◆ **Given instruction**:
Search the material for the word "Trump" and copy each line that holds it.

◆ **Task input**:
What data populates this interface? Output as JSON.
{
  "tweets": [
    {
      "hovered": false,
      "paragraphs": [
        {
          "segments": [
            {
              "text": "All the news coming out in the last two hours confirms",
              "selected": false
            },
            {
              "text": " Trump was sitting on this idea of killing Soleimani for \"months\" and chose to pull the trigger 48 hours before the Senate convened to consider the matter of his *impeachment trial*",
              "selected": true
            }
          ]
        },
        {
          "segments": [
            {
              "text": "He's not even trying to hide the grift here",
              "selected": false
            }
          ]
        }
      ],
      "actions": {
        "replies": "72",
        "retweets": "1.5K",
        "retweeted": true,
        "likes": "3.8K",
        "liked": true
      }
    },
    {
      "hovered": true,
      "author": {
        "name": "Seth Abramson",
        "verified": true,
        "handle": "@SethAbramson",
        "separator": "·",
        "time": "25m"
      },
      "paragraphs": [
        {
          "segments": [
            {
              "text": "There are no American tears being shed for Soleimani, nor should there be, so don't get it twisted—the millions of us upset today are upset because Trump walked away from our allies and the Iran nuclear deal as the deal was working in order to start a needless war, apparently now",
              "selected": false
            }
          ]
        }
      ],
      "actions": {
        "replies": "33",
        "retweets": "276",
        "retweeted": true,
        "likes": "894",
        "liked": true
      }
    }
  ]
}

◆ **The reply**:
              "text": " Trump was sitting on this idea of killing Soleimani for \"months\" and chose to pull the trigger 48 hours before the Senate convened to consider the matter of his *impeachment trial*",
              "text": "There are no American tears being shed for Soleimani, nor should there be, so don't get it twisted—the millions of us upset today are upset because Trump walked away from our allies and the Iran nuclear deal as the deal was working in order to start a needless war, apparently now",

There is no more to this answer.